▶ _Problem to solve_: Read through the listing below, and copy every line where the string "Possible" appears.

▶ _Data to use_:
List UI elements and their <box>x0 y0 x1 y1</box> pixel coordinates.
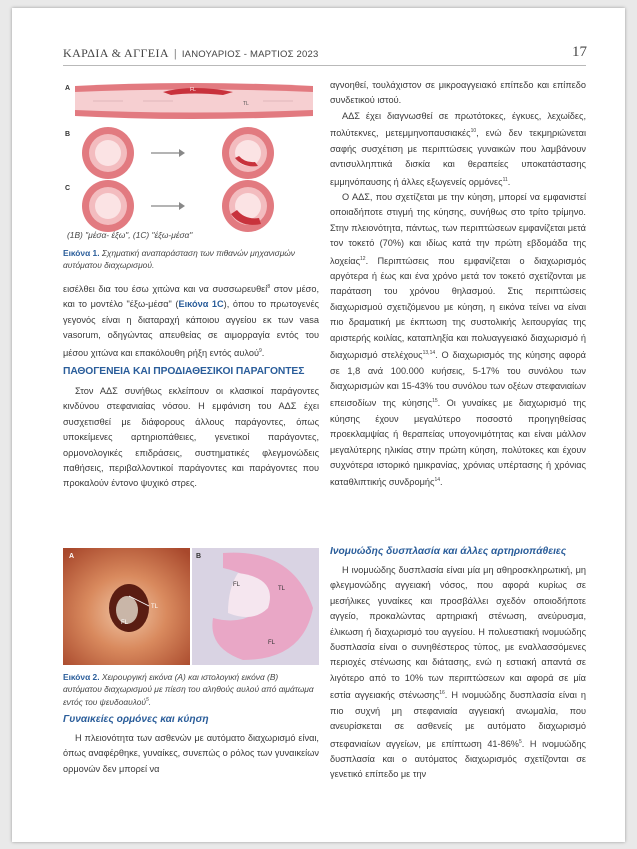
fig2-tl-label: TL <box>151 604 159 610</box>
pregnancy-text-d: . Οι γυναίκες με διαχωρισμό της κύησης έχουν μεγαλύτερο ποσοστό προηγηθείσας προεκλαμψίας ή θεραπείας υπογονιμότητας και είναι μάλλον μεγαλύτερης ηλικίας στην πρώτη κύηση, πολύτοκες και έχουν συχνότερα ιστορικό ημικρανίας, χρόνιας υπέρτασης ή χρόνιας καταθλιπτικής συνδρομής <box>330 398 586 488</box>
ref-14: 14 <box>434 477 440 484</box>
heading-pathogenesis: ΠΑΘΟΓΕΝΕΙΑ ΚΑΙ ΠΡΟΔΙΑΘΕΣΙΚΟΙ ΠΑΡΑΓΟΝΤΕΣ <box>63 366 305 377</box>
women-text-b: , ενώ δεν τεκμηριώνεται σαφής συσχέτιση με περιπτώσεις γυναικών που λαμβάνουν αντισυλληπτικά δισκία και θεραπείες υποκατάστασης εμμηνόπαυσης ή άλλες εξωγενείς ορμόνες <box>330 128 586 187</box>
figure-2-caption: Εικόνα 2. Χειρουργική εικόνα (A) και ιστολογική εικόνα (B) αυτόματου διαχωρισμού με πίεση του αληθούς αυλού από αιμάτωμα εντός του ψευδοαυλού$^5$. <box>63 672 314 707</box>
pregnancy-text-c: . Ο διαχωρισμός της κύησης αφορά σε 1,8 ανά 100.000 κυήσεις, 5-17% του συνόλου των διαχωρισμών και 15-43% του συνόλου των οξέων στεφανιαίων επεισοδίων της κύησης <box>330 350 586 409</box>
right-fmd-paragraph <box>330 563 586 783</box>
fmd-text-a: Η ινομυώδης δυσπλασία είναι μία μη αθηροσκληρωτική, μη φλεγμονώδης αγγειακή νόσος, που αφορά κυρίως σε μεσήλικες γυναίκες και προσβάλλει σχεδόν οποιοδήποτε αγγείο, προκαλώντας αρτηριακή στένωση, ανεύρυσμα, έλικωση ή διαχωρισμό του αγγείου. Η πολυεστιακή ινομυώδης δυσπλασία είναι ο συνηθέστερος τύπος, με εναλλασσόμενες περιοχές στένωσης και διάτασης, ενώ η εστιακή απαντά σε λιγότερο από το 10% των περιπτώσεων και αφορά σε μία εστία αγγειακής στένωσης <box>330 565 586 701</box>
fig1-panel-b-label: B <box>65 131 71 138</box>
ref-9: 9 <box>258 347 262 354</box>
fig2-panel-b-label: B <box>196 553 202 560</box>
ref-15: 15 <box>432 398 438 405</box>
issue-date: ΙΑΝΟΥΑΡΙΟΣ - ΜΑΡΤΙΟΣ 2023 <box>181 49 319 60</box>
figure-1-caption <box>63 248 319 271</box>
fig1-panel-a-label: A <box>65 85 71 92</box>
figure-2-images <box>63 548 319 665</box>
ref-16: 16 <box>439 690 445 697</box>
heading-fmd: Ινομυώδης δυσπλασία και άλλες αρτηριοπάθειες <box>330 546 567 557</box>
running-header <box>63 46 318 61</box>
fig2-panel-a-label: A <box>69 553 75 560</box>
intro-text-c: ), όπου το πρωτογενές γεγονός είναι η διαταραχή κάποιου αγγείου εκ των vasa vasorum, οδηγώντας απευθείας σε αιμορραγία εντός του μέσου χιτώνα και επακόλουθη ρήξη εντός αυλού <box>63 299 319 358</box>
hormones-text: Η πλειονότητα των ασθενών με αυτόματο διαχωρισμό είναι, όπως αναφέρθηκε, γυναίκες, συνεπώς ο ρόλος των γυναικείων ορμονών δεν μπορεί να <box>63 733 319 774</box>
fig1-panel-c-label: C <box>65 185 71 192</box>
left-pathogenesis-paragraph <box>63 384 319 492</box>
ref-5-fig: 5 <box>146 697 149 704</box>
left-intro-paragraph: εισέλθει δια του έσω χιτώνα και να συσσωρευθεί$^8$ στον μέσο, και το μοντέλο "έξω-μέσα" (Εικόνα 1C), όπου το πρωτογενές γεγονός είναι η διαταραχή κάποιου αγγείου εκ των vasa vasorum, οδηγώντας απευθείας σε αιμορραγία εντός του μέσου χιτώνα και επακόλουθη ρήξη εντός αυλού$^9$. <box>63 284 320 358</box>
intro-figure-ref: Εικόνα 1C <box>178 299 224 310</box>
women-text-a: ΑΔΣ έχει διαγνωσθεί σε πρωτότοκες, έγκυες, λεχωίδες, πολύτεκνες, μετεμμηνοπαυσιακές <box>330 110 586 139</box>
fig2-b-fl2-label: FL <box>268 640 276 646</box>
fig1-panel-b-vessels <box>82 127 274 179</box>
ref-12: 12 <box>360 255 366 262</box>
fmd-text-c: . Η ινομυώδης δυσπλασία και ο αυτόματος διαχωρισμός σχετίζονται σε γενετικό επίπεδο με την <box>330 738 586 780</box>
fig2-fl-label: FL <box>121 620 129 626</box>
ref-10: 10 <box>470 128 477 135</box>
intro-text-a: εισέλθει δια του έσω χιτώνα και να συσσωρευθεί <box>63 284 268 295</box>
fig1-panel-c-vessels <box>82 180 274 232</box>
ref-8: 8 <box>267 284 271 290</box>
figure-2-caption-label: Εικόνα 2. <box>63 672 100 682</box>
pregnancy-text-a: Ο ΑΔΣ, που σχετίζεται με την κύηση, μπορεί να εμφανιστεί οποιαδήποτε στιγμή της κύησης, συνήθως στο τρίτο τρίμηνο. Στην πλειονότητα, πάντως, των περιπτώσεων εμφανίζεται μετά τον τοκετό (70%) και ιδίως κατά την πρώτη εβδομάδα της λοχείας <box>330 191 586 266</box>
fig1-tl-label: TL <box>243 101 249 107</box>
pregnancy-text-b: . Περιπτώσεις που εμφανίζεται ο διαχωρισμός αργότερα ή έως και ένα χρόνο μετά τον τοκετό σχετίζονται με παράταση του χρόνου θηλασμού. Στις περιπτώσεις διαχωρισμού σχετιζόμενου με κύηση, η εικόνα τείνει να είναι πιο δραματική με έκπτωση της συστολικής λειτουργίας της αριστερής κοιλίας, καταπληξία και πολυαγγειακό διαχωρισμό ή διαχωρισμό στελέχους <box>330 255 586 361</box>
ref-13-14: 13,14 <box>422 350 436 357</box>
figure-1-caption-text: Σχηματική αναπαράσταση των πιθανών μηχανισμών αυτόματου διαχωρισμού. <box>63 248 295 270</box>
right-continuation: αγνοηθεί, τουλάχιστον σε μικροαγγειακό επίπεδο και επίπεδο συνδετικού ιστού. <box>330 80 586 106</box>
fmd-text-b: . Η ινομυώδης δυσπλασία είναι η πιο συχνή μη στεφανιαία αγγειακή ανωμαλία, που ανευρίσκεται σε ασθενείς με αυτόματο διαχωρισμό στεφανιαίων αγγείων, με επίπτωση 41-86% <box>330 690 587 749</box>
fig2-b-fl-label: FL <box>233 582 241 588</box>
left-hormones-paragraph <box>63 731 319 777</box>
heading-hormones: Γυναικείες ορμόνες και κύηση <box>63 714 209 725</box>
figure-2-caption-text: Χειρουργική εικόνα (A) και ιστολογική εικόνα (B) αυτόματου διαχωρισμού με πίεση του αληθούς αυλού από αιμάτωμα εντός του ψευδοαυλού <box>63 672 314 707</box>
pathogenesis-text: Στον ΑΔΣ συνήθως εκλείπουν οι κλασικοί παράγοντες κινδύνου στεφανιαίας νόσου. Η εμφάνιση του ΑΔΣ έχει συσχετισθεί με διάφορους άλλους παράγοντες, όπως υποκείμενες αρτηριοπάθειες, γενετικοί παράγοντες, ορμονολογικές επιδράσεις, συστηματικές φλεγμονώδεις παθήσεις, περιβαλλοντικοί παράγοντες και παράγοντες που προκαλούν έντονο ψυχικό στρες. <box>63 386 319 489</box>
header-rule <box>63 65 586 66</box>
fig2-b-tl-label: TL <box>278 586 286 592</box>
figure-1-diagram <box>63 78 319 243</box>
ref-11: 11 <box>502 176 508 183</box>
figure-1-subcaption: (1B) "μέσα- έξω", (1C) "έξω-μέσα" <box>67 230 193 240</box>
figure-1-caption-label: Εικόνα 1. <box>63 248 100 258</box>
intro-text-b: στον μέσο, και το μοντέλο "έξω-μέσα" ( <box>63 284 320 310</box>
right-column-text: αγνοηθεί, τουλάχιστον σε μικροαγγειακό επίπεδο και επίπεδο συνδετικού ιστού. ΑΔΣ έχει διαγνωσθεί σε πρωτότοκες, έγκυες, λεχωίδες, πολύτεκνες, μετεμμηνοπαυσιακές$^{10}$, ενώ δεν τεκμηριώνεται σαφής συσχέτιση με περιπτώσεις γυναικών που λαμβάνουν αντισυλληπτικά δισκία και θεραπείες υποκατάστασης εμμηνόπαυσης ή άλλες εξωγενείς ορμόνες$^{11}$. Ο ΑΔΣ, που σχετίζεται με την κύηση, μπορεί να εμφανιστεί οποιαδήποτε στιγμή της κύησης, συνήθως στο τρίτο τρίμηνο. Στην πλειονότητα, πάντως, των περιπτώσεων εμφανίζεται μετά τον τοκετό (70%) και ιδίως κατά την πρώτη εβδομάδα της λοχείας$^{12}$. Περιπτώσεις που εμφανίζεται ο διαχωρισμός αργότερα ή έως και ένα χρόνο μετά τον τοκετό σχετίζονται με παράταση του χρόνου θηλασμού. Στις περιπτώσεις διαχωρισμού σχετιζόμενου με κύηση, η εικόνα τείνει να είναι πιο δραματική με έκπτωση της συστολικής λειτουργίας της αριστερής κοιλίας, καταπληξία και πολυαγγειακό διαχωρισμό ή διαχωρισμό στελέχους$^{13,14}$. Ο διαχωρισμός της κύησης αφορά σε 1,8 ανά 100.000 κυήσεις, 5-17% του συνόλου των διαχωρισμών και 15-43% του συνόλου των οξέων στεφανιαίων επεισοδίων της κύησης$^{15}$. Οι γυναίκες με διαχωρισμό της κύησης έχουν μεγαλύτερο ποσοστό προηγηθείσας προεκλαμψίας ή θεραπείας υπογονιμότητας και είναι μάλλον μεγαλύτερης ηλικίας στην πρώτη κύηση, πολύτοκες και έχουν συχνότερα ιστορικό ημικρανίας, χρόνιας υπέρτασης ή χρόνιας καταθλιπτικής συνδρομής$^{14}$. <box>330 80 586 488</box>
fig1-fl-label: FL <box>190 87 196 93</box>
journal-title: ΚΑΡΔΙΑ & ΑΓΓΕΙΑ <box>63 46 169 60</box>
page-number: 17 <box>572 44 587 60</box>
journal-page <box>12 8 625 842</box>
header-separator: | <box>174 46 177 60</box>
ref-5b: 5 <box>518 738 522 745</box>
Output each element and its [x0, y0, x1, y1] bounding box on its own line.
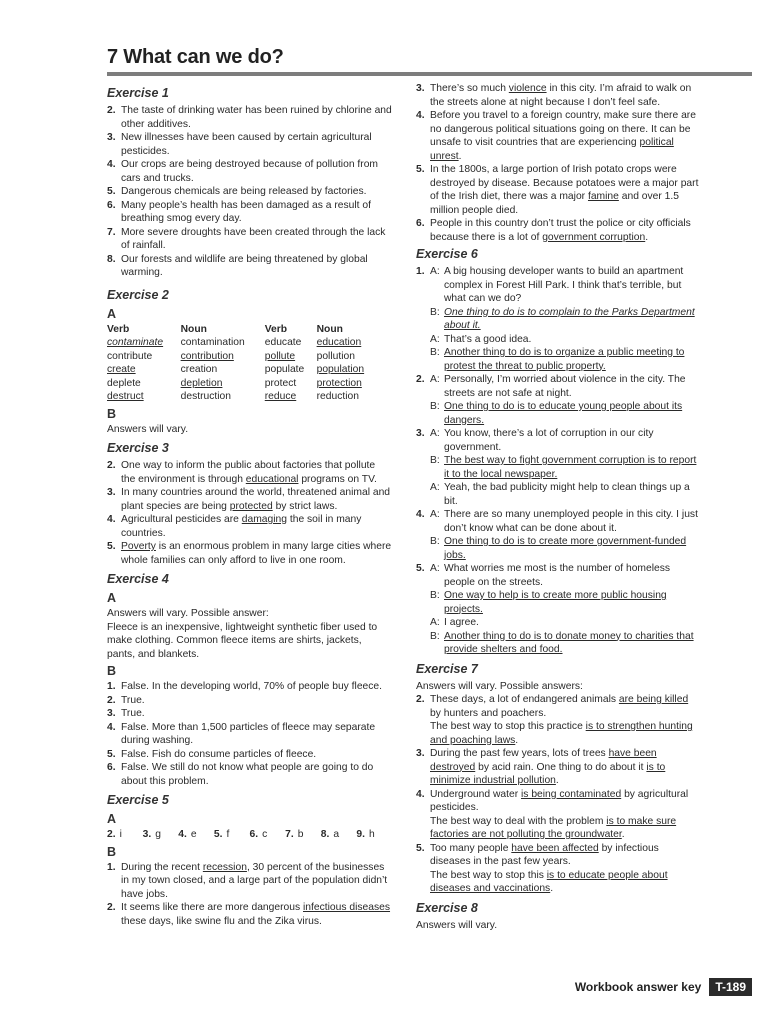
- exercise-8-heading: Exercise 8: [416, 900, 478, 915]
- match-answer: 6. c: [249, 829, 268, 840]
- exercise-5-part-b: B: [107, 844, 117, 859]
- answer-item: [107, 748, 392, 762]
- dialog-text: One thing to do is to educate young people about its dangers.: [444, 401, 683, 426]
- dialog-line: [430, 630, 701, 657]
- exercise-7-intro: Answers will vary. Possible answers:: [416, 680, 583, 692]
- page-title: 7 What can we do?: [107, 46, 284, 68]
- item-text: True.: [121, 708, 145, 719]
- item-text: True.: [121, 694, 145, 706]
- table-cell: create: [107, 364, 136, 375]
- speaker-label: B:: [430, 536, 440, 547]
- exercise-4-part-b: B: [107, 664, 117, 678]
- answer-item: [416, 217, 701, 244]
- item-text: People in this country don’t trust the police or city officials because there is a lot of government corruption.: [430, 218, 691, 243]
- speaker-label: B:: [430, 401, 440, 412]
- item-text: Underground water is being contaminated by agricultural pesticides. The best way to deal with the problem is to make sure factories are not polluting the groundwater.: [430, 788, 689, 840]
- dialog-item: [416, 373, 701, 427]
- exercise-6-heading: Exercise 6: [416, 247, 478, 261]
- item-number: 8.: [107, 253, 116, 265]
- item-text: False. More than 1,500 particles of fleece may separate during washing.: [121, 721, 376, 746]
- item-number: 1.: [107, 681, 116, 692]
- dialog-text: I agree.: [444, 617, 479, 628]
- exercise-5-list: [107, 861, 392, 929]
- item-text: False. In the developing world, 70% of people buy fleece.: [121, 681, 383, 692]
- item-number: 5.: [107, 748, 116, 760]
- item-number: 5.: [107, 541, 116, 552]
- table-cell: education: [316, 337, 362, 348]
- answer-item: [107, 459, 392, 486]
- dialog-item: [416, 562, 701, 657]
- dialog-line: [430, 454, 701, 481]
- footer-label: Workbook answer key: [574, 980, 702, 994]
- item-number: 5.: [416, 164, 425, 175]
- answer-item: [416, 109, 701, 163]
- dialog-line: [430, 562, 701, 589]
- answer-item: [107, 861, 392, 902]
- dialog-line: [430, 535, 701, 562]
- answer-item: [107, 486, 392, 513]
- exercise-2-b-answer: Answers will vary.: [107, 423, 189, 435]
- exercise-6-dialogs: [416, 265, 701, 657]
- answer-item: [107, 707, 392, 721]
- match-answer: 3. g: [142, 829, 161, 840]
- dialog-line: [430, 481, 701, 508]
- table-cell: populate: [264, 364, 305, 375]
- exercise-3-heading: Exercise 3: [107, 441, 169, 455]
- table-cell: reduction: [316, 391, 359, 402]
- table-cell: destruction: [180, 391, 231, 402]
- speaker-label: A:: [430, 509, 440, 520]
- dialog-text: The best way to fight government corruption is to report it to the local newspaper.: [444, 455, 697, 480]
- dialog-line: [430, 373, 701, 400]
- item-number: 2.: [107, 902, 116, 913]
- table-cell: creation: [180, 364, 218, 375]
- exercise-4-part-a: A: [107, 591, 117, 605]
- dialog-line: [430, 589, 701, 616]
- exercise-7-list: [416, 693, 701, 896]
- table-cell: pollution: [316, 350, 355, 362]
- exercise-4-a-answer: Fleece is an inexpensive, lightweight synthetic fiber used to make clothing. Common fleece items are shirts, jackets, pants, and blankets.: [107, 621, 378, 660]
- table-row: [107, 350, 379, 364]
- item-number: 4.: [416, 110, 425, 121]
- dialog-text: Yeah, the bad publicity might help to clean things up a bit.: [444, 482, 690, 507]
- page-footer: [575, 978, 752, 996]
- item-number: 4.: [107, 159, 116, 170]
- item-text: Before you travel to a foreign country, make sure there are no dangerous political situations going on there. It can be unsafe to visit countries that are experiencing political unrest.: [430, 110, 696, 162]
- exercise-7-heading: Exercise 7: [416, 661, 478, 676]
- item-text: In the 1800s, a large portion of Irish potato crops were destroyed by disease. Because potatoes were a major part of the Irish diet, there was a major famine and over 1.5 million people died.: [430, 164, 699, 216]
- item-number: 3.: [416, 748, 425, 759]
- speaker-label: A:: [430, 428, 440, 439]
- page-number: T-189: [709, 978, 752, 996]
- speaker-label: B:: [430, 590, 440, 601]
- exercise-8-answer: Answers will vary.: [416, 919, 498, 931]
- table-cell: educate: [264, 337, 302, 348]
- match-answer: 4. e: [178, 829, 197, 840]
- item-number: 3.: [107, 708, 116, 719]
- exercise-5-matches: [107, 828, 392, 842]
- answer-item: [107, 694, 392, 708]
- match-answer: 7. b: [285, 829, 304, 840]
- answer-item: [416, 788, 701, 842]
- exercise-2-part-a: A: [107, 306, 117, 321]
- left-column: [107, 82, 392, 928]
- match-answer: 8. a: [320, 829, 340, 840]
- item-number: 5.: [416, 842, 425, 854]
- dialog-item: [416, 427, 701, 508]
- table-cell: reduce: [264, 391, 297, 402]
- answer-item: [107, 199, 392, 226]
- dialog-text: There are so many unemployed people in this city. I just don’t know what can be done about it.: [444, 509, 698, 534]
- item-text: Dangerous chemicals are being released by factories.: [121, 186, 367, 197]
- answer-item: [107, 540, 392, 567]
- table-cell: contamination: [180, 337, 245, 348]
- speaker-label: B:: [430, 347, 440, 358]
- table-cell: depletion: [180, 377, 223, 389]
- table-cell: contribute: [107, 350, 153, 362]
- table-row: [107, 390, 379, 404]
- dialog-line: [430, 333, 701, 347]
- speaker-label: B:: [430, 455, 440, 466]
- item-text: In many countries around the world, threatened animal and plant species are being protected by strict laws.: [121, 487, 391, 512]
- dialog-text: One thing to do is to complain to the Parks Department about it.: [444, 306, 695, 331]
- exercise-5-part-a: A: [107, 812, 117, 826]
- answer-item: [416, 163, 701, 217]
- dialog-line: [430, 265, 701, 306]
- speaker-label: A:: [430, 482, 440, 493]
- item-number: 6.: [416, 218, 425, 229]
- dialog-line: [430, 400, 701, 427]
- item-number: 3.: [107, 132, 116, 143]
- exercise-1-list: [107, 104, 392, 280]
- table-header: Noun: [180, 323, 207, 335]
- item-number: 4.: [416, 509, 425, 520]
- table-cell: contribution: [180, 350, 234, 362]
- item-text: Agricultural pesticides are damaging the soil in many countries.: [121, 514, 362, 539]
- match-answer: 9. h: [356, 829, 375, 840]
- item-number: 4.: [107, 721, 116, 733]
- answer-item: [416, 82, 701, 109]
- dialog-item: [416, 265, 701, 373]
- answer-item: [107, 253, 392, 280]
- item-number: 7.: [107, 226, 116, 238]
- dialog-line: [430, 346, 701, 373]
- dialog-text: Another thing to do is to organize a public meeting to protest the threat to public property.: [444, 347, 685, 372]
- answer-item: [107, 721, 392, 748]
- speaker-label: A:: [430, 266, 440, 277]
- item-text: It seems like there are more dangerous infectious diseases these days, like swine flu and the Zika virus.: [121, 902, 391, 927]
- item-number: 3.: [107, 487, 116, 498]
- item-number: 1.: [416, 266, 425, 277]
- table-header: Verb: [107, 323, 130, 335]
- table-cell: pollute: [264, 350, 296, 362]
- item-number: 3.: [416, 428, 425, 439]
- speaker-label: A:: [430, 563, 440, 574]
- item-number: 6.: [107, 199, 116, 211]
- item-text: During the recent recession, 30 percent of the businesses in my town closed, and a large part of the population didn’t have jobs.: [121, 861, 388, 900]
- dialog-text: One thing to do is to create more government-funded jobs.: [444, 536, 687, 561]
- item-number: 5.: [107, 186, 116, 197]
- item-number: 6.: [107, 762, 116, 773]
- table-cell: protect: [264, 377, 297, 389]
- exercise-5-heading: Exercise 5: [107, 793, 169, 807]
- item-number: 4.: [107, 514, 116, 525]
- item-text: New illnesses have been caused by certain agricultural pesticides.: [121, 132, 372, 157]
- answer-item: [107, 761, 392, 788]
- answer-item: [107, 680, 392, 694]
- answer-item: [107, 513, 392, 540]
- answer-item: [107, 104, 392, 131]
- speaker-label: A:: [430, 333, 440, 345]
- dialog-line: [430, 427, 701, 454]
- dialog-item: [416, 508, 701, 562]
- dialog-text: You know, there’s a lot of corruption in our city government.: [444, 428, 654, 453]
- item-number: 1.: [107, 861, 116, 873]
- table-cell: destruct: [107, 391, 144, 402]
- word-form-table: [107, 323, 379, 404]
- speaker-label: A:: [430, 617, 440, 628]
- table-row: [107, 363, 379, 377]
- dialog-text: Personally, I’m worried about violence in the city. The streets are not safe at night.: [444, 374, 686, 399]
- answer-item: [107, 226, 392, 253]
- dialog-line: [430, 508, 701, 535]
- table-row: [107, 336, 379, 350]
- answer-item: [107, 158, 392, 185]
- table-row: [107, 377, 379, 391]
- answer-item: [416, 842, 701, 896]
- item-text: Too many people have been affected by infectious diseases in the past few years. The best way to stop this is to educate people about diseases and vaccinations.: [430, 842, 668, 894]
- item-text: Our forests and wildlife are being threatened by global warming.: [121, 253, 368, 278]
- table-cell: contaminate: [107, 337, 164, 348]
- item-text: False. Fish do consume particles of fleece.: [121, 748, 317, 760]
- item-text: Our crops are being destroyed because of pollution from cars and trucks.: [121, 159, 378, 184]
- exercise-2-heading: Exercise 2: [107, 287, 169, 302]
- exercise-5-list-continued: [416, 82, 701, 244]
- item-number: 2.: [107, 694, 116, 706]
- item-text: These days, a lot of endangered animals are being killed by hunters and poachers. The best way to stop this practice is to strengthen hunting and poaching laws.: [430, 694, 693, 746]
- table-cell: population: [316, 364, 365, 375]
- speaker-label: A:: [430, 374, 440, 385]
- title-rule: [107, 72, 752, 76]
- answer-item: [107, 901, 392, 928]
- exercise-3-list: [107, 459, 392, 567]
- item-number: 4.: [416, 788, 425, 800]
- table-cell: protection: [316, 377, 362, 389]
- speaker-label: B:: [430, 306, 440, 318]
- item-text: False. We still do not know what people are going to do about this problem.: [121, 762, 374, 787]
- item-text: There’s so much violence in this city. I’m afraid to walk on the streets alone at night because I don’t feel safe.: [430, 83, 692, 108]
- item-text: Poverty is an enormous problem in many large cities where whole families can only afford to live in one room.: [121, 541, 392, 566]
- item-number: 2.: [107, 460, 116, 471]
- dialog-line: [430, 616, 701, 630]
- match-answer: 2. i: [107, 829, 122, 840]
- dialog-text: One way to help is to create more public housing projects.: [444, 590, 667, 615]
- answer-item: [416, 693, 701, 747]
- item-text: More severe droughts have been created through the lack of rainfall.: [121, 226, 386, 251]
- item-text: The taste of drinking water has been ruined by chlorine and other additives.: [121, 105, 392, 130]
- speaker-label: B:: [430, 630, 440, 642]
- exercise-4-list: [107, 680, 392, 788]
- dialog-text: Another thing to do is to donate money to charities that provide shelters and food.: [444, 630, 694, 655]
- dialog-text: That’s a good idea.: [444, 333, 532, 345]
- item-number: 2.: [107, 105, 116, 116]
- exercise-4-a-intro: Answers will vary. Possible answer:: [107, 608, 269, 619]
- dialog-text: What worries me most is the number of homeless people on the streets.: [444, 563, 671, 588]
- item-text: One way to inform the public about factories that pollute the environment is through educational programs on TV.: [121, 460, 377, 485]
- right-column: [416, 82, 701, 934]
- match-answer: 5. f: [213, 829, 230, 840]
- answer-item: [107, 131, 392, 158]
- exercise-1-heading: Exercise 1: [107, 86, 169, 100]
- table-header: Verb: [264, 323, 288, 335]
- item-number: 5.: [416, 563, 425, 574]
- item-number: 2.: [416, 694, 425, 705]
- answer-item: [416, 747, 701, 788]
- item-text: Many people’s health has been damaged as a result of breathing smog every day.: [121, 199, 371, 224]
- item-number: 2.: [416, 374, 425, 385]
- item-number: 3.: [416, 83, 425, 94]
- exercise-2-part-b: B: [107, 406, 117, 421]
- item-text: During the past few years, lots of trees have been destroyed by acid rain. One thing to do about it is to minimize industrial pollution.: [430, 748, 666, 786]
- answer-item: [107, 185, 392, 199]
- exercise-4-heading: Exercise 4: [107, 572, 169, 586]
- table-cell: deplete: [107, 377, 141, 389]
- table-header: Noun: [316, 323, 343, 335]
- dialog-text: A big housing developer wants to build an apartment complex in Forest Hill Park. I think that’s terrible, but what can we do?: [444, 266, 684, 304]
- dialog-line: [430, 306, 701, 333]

▶ _Output of the exercise_:
- exercise-7-intro: Answers will vary. Possible answers:: [416, 680, 583, 692]
- exercise-4-a-intro: Answers will vary. Possible answer:: [107, 608, 269, 619]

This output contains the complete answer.